## Begin INPUT RECORDS
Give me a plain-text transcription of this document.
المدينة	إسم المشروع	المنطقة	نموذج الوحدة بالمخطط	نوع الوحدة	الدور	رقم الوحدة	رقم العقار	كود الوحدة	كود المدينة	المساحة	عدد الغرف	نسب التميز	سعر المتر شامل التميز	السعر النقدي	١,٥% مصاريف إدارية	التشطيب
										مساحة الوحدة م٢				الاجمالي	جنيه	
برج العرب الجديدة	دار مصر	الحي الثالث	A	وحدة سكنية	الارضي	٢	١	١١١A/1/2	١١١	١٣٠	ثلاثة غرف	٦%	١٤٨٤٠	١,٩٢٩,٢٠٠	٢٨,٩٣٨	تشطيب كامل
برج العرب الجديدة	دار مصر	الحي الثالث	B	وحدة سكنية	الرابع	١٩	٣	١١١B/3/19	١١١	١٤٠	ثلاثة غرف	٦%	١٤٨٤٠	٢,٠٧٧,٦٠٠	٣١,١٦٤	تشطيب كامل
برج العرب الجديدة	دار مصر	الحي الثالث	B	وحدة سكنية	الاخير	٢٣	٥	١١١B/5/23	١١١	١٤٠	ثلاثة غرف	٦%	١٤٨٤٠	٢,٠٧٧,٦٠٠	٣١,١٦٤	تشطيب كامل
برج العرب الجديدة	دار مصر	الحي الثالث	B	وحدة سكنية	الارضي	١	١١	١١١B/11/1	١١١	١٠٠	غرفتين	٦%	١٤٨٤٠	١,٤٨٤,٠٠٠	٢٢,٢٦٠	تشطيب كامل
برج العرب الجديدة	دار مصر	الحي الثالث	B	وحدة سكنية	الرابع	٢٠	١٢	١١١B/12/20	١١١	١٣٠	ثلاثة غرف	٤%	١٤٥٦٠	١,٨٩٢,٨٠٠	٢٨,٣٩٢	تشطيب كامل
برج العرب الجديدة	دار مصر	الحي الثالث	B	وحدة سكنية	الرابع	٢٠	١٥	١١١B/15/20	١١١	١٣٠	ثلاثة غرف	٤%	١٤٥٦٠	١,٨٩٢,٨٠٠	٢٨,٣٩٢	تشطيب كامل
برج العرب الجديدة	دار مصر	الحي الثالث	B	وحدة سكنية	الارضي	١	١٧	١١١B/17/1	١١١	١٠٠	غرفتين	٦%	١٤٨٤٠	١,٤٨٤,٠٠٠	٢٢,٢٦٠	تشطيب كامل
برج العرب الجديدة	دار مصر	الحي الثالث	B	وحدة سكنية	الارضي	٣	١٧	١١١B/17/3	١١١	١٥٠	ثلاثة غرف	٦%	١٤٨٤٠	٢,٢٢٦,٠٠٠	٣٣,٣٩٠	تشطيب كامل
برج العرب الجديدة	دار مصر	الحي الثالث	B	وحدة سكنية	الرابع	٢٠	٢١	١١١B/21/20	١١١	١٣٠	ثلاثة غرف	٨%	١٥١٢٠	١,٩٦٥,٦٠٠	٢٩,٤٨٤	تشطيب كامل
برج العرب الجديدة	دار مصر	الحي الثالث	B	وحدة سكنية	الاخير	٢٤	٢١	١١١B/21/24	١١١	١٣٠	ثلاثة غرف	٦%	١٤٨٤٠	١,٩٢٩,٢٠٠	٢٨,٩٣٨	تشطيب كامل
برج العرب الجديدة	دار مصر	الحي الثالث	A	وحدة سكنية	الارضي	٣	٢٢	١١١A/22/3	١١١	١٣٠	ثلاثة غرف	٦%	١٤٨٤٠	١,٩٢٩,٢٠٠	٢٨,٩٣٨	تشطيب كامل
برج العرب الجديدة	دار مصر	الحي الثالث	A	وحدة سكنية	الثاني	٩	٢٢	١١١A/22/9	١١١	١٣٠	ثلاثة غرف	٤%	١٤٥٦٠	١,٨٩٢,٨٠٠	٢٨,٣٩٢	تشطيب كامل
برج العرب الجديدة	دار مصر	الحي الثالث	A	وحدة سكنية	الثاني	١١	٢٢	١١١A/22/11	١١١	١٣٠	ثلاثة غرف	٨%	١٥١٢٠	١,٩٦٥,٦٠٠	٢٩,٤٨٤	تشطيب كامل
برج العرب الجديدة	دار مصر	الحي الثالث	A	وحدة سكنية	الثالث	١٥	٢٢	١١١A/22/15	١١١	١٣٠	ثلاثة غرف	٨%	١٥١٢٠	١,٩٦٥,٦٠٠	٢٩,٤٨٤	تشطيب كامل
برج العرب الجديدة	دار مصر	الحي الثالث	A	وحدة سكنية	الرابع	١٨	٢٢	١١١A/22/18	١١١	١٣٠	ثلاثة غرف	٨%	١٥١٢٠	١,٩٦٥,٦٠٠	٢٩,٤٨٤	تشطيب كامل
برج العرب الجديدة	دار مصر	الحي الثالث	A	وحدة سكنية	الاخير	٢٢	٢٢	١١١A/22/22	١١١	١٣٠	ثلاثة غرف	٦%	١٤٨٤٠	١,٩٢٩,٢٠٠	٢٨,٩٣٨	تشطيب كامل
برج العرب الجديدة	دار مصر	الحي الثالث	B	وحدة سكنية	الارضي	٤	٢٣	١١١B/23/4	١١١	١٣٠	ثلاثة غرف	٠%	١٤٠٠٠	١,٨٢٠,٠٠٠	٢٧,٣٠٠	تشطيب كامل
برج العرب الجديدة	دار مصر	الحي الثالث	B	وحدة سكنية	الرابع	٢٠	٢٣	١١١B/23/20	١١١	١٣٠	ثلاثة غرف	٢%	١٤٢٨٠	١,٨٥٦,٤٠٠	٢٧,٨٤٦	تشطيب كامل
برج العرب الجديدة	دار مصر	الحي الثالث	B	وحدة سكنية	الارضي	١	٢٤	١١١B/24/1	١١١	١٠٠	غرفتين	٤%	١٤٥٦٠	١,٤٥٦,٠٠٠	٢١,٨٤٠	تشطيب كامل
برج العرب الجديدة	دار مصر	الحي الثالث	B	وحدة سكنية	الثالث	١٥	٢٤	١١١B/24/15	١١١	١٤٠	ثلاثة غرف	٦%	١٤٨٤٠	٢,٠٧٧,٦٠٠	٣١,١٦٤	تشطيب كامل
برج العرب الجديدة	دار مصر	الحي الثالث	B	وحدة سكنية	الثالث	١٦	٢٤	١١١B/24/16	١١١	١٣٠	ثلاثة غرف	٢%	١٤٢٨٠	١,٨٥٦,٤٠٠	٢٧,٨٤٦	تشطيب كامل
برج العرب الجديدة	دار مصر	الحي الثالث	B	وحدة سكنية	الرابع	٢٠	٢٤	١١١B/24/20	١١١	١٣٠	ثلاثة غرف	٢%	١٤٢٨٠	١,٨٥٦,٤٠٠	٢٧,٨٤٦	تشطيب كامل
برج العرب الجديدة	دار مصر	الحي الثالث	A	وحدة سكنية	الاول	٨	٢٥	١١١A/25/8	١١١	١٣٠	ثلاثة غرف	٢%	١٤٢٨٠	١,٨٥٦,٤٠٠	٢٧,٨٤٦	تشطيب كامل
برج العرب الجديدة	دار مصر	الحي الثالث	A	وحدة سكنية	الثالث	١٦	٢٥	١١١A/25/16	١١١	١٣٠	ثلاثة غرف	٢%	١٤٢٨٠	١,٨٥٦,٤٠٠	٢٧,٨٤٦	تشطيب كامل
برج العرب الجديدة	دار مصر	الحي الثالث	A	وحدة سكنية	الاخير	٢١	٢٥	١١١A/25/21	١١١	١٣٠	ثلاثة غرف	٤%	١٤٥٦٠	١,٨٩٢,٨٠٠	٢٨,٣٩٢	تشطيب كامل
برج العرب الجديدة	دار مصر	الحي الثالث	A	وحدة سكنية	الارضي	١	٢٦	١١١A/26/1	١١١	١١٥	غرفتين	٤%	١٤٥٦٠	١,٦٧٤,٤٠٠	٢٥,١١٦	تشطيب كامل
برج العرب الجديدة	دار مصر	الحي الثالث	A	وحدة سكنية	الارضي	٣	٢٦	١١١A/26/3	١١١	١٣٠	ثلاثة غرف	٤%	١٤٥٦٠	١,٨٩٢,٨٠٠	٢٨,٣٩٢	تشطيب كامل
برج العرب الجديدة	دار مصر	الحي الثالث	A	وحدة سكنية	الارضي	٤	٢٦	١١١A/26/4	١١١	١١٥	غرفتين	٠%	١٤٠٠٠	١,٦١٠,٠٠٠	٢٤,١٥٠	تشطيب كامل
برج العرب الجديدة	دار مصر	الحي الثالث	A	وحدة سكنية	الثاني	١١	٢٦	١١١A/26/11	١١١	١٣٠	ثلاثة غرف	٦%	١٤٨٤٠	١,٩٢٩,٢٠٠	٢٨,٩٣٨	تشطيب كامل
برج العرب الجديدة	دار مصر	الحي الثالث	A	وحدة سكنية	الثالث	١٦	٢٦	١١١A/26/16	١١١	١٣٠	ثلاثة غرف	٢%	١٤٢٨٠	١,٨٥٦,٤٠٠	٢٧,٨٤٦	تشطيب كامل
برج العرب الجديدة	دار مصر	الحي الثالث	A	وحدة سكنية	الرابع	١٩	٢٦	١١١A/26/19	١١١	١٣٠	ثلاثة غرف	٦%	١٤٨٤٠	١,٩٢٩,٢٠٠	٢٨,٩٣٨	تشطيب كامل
## End INPUT RECORDS
CHALLENGE
Copy every line of the records above that contains "الاخير".

WRITTEN SOLUTION
برج العرب الجديدة	دار مصر	الحي الثالث	B	وحدة سكنية	الاخير	٢٣	٥	١١١B/5/23	١١١	١٤٠	ثلاثة غرف	٦%	١٤٨٤٠	٢,٠٧٧,٦٠٠	٣١,١٦٤	تشطيب كامل
برج العرب الجديدة	دار مصر	الحي الثالث	B	وحدة سكنية	الاخير	٢٤	٢١	١١١B/21/24	١١١	١٣٠	ثلاثة غرف	٦%	١٤٨٤٠	١,٩٢٩,٢٠٠	٢٨,٩٣٨	تشطيب كامل
برج العرب الجديدة	دار مصر	الحي الثالث	A	وحدة سكنية	الاخير	٢٢	٢٢	١١١A/22/22	١١١	١٣٠	ثلاثة غرف	٦%	١٤٨٤٠	١,٩٢٩,٢٠٠	٢٨,٩٣٨	تشطيب كامل
برج العرب الجديدة	دار مصر	الحي الثالث	A	وحدة سكنية	الاخير	٢١	٢٥	١١١A/25/21	١١١	١٣٠	ثلاثة غرف	٤%	١٤٥٦٠	١,٨٩٢,٨٠٠	٢٨,٣٩٢	تشطيب كامل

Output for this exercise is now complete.